Read the records below and copy each line that contains "this".

═══

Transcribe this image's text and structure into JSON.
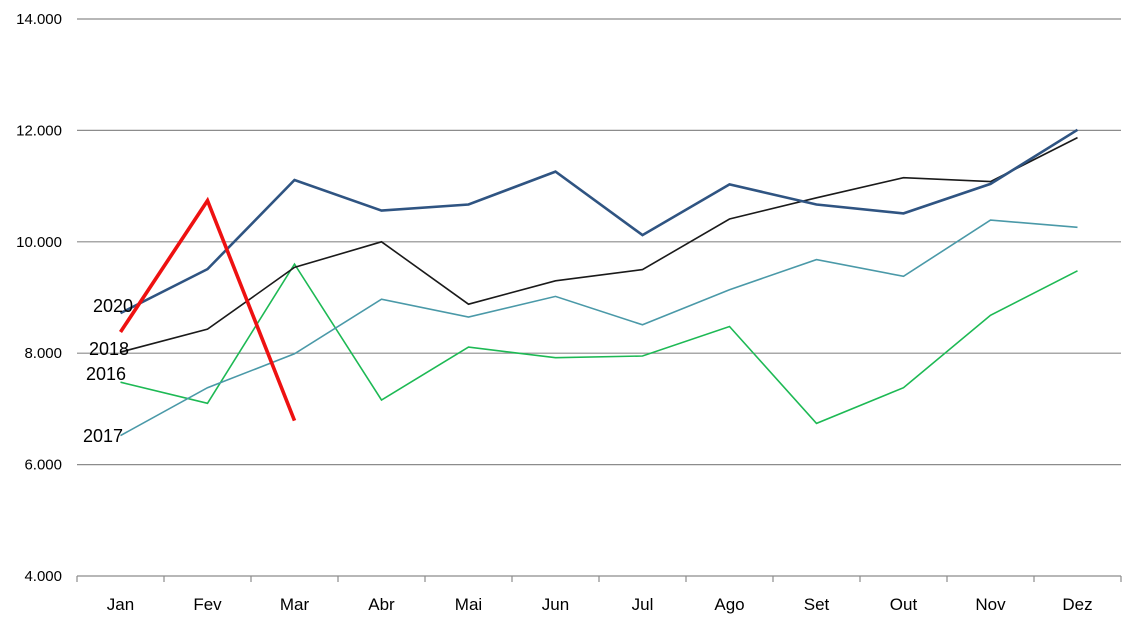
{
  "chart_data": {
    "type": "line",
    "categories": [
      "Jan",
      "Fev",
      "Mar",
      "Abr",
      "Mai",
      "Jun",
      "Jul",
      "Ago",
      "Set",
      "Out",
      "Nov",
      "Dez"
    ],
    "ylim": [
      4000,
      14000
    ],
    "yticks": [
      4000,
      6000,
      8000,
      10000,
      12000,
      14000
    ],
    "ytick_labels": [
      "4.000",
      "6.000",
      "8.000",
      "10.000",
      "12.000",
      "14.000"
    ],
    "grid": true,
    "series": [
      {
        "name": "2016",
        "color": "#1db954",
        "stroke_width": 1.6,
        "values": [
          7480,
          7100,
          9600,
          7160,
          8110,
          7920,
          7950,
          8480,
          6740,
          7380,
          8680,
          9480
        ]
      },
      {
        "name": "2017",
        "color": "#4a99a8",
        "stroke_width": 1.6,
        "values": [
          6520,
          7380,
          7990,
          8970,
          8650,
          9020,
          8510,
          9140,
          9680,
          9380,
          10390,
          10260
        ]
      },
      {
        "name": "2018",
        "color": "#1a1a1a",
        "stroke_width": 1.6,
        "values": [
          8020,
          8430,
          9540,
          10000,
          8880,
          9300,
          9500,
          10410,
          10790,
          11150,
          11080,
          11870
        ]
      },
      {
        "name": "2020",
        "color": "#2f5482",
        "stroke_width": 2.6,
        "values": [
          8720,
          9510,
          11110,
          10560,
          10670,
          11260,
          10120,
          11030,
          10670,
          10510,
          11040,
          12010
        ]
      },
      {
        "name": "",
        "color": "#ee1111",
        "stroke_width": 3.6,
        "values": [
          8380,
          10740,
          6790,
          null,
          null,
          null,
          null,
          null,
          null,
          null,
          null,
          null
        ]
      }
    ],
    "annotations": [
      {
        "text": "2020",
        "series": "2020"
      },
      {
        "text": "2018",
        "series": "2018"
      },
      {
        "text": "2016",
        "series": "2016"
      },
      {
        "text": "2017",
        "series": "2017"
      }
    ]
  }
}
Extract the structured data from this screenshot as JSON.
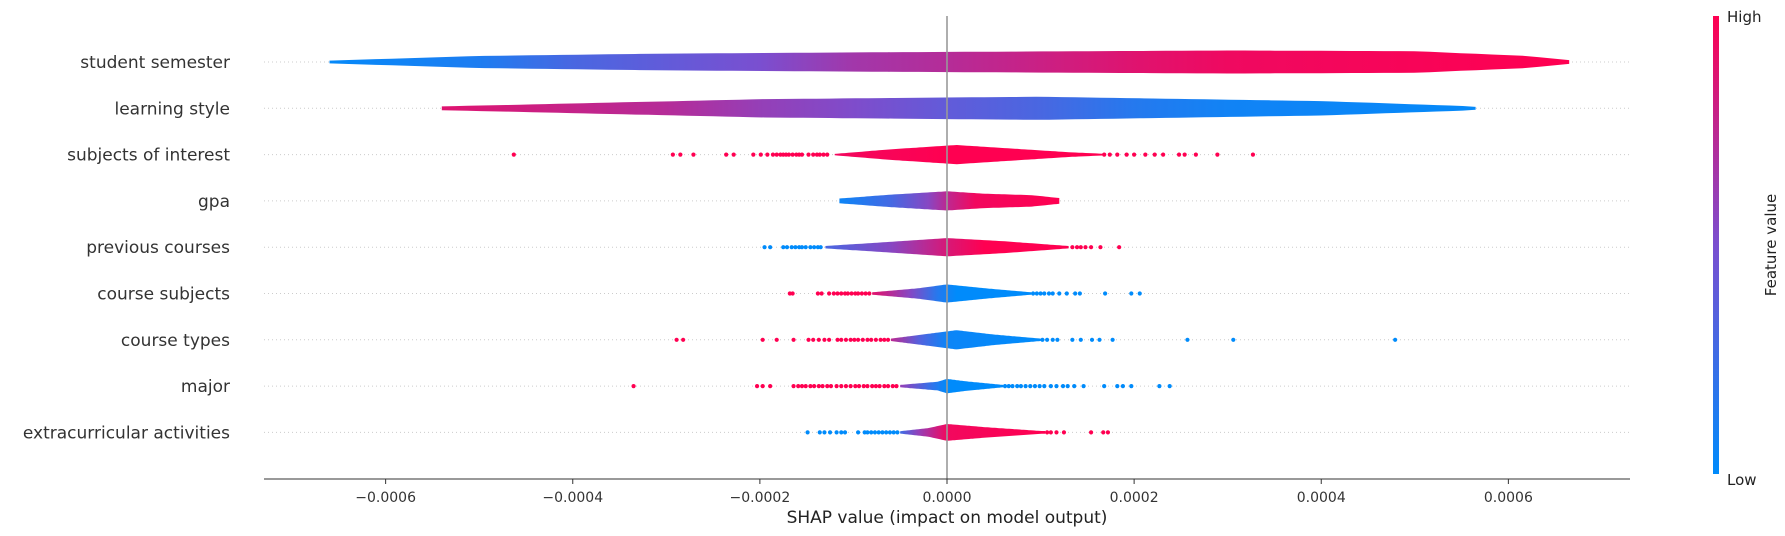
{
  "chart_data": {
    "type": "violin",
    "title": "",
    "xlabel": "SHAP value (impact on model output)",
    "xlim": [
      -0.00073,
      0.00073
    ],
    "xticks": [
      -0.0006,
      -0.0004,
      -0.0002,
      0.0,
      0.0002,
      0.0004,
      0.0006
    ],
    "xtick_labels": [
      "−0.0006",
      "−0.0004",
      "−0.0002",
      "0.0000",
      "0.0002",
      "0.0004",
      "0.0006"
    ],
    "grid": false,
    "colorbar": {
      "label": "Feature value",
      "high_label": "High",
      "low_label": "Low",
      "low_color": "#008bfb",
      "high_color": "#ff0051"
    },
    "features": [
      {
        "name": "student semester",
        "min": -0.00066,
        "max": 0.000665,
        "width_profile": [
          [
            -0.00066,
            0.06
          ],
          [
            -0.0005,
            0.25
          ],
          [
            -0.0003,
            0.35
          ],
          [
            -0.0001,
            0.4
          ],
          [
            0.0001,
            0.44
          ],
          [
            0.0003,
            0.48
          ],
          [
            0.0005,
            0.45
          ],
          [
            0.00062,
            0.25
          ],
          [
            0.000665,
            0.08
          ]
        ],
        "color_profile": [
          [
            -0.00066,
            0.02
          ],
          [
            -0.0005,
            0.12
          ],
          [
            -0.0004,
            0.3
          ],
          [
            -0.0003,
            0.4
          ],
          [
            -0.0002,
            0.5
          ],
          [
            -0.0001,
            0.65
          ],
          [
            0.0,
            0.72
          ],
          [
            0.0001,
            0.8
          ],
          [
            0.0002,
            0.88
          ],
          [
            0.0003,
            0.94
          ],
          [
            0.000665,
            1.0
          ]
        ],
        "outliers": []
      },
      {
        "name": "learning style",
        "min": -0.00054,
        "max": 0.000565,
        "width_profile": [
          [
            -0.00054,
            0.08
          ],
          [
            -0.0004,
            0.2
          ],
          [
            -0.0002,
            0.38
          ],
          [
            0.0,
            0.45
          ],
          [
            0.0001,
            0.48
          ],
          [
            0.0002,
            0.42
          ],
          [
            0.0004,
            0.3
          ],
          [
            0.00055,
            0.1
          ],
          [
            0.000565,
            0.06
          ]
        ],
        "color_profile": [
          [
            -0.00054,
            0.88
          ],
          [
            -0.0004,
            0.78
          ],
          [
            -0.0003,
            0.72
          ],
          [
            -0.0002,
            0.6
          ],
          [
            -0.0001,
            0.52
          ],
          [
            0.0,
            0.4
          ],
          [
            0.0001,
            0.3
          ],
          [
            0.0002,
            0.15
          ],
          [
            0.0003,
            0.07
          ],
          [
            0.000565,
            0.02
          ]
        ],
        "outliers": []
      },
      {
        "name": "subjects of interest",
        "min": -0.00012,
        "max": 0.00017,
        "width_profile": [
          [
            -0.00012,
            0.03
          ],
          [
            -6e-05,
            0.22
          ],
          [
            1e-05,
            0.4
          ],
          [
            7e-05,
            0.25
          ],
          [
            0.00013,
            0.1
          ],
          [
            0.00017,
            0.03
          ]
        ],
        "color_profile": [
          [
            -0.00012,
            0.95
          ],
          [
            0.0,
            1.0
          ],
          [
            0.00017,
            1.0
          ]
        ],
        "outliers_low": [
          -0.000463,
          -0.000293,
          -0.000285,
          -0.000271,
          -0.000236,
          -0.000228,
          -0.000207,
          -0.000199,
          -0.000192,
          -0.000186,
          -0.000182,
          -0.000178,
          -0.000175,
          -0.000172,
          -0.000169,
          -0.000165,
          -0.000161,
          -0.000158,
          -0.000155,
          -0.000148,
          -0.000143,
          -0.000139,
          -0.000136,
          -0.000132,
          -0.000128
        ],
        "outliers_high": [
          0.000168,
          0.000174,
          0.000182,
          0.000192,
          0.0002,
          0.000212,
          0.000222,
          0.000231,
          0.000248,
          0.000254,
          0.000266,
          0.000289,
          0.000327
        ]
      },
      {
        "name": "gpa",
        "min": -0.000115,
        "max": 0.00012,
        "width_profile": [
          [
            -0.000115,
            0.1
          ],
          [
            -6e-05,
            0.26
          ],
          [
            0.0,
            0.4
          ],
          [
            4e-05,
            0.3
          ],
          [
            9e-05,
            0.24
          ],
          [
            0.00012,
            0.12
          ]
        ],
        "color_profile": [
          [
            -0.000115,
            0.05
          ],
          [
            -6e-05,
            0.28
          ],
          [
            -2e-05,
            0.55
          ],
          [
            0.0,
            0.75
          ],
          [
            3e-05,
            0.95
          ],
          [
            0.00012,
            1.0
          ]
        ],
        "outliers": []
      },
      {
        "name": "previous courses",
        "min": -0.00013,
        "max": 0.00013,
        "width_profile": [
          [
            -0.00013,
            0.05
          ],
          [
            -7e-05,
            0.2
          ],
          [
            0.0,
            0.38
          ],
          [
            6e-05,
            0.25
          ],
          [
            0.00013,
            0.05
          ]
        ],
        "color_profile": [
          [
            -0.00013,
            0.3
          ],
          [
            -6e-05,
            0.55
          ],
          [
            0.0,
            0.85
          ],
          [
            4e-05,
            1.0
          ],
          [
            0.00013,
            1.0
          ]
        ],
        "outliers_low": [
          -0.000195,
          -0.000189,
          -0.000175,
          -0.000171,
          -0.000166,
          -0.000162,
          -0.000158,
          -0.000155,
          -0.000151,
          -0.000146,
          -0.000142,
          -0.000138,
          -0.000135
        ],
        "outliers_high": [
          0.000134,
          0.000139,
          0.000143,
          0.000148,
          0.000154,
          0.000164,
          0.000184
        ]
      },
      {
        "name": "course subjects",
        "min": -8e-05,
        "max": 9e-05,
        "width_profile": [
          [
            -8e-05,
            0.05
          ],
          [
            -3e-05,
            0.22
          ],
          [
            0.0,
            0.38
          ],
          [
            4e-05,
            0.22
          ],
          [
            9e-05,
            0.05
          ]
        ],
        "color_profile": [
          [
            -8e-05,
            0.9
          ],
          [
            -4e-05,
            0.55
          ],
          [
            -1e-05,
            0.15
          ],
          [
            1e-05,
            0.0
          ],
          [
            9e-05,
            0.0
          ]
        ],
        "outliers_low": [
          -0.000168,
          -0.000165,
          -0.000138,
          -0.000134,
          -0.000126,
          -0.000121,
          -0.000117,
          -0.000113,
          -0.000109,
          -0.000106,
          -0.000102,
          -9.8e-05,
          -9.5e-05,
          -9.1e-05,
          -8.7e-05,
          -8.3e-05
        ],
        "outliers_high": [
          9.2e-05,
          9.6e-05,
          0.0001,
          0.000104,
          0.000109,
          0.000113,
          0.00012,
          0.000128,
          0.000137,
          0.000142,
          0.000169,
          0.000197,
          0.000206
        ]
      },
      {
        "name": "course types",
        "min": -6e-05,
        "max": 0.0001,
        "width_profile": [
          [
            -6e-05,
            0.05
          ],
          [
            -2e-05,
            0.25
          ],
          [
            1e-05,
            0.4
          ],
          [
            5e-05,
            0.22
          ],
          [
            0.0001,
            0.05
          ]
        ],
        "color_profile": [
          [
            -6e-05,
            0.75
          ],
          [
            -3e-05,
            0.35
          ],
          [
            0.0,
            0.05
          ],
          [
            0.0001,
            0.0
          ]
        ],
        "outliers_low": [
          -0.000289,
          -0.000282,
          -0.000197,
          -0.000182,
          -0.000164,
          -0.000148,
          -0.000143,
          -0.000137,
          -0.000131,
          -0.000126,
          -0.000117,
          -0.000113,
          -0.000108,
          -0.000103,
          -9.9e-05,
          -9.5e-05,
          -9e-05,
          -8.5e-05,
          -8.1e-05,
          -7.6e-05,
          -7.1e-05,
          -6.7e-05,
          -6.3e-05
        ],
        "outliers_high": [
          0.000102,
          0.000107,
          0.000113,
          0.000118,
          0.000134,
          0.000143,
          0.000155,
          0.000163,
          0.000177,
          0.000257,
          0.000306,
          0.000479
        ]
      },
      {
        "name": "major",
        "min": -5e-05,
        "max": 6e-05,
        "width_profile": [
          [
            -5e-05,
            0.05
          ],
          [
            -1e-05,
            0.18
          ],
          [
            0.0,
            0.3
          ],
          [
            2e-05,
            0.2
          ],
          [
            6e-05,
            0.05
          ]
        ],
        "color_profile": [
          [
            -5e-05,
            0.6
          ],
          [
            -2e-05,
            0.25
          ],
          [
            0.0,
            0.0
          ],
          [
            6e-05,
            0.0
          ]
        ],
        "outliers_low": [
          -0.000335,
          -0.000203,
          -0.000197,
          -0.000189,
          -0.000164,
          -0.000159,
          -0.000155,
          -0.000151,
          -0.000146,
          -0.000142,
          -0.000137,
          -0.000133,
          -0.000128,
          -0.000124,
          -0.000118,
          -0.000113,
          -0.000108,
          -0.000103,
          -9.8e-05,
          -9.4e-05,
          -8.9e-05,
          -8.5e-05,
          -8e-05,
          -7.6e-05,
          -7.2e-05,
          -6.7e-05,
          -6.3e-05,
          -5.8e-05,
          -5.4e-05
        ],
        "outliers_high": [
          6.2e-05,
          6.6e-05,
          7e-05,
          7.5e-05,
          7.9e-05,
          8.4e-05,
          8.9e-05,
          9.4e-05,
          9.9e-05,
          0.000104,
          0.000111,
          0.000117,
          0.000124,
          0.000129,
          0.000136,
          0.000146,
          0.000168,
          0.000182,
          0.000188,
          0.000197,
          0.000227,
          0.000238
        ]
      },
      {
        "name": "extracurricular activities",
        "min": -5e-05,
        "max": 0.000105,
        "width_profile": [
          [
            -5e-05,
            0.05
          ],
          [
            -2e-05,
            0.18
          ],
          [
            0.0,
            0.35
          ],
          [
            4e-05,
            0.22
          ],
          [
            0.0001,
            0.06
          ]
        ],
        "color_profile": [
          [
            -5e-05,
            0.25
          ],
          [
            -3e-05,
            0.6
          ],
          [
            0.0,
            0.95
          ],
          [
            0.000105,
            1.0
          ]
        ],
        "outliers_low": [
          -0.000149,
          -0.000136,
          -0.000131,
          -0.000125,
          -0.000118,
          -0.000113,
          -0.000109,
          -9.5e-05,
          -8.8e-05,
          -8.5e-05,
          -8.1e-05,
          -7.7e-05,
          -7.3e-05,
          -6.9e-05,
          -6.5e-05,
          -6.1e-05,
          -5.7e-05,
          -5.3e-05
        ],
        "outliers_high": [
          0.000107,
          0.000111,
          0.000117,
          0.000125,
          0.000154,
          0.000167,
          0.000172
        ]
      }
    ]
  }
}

═══

EXPECTED ANSWER
Transcribe this image's text and structure into JSON.
Extract the structured data from this screenshot as JSON.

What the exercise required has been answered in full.